▽

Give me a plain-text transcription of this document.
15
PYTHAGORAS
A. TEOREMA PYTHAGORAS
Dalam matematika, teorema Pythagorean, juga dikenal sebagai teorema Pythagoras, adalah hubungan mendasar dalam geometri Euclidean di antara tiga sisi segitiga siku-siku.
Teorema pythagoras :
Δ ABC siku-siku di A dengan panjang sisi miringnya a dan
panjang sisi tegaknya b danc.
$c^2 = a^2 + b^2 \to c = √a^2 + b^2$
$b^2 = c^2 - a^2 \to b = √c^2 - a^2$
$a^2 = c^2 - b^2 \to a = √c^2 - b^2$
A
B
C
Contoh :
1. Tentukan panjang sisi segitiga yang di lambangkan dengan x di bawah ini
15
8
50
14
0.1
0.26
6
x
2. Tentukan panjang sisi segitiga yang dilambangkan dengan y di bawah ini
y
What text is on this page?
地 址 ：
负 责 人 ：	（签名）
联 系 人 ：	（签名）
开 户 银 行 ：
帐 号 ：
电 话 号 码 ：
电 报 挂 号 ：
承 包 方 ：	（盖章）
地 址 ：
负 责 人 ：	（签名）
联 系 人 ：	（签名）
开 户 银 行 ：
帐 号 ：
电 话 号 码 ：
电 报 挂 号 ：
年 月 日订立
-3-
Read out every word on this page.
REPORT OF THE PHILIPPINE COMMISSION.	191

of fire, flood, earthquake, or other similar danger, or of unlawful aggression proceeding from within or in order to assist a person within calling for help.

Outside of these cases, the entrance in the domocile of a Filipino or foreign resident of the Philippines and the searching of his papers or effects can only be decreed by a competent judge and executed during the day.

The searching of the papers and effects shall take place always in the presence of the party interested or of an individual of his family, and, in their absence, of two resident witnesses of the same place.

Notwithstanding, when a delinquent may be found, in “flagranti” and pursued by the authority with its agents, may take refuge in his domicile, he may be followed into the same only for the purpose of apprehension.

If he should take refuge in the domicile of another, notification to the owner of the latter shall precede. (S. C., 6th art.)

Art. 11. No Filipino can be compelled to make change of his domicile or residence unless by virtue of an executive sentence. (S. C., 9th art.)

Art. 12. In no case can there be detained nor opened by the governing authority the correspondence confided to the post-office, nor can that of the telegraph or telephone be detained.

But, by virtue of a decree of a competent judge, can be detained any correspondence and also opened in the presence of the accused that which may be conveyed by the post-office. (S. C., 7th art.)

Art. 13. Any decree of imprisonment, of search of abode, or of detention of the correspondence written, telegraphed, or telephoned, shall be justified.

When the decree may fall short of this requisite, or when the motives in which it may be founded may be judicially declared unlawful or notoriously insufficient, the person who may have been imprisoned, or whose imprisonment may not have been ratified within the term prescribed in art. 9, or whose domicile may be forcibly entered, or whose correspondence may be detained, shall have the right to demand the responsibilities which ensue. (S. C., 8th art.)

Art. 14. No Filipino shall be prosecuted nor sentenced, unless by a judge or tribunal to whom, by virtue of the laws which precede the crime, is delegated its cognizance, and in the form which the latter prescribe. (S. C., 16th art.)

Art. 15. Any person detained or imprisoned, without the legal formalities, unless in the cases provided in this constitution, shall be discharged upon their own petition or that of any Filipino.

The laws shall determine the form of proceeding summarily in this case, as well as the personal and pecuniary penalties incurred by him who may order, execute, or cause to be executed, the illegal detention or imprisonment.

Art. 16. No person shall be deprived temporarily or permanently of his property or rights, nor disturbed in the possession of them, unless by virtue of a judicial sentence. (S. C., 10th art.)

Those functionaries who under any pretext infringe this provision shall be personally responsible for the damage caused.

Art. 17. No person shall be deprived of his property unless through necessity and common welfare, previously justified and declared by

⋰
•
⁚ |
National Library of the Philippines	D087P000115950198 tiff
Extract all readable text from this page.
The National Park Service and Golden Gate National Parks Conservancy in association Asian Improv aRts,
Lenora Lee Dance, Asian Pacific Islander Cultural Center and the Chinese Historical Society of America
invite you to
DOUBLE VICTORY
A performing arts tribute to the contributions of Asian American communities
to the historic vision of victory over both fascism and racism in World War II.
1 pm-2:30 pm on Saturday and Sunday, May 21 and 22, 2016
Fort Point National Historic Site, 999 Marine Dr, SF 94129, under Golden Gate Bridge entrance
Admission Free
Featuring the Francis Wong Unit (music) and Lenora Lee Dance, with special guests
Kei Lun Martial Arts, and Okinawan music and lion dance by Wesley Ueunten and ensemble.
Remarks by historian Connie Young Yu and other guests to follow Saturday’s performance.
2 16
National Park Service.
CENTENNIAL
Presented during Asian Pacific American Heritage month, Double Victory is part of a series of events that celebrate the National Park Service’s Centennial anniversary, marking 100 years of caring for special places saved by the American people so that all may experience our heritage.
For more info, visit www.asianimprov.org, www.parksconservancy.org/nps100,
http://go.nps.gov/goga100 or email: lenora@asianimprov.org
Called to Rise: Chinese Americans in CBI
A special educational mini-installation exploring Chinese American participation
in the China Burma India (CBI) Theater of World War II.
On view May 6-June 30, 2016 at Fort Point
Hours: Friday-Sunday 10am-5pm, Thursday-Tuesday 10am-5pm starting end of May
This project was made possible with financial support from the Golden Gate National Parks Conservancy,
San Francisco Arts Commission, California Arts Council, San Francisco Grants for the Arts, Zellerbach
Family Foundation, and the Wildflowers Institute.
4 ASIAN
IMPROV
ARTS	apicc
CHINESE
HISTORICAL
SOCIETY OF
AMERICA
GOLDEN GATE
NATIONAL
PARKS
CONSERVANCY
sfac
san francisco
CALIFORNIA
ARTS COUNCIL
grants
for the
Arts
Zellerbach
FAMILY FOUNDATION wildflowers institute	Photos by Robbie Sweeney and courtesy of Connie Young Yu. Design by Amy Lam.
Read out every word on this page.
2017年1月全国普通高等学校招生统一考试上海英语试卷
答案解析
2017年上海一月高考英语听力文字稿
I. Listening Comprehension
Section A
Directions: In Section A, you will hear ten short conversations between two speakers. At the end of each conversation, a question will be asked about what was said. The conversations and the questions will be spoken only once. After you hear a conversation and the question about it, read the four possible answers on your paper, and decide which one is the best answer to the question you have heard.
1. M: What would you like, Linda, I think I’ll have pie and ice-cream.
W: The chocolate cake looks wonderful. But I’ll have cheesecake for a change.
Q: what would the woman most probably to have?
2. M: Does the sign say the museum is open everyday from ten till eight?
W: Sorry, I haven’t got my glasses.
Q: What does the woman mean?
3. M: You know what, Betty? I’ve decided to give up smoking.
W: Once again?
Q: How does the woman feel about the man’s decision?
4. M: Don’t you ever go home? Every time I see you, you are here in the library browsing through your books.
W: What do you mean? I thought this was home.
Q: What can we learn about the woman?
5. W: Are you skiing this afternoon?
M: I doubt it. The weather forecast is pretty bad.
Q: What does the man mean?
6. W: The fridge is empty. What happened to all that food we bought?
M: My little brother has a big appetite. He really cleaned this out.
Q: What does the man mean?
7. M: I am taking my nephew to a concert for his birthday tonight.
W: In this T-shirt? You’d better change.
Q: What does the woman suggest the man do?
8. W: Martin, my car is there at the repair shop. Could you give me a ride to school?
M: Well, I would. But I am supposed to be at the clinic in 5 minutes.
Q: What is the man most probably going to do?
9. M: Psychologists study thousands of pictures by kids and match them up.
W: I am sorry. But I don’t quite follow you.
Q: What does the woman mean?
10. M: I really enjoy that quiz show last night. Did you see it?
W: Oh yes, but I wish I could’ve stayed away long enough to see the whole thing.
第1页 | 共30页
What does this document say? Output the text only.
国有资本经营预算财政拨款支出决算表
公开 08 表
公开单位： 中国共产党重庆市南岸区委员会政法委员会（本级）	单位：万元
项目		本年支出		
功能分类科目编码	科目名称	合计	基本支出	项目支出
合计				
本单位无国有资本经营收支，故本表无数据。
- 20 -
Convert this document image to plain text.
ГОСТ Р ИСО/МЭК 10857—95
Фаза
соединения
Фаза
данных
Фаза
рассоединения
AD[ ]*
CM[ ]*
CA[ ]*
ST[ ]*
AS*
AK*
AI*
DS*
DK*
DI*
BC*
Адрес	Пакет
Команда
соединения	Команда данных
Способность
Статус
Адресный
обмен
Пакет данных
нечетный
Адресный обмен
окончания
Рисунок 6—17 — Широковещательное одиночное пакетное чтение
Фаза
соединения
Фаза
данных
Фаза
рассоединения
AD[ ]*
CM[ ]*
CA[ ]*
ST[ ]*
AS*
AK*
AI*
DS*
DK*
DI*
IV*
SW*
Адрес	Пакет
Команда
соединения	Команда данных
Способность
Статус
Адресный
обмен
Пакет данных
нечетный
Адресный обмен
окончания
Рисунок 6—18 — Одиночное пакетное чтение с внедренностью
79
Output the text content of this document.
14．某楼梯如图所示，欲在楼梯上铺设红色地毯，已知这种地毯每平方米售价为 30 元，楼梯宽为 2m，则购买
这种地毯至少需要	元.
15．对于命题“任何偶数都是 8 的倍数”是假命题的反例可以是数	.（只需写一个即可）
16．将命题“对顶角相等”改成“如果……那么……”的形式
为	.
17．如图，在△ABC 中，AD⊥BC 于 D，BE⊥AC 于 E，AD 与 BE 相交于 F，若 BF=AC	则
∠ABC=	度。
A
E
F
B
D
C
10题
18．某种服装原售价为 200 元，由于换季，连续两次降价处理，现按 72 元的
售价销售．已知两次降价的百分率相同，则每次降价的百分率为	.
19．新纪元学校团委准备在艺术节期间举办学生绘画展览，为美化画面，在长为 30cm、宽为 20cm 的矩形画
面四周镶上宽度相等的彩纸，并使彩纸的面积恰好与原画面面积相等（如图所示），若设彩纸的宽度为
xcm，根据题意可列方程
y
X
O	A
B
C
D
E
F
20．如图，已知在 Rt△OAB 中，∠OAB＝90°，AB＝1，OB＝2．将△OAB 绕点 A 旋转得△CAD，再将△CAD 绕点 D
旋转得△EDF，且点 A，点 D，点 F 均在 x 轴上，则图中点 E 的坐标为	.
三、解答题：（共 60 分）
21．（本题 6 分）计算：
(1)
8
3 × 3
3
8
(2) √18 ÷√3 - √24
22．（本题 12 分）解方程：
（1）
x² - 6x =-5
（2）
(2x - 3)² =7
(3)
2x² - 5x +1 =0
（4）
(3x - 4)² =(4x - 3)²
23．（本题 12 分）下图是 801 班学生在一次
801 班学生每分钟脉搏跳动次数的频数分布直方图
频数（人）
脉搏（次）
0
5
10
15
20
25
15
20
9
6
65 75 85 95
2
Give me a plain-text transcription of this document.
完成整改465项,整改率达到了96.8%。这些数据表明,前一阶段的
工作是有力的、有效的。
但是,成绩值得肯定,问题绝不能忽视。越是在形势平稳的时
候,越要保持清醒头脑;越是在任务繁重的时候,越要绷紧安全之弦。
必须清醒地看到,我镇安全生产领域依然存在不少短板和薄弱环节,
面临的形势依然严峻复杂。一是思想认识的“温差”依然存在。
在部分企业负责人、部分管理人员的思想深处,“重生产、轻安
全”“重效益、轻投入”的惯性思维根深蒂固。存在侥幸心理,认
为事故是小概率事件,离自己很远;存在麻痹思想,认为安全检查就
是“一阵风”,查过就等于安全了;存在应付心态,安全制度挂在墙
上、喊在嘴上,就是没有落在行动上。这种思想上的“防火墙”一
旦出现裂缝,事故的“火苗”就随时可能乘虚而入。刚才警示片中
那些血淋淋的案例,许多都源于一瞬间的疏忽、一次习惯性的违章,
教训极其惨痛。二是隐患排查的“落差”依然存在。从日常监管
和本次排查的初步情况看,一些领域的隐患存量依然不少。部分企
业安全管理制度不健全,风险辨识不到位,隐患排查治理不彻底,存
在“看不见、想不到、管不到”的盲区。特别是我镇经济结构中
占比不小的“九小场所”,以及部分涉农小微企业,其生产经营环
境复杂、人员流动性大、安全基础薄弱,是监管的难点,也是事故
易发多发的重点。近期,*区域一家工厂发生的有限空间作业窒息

△

PROMPT> Copy out each line of the material that holds the word "Output".

ANSWER TO THIS EXERCISE>
What does this document say? Output the text only.
Output the text content of this document.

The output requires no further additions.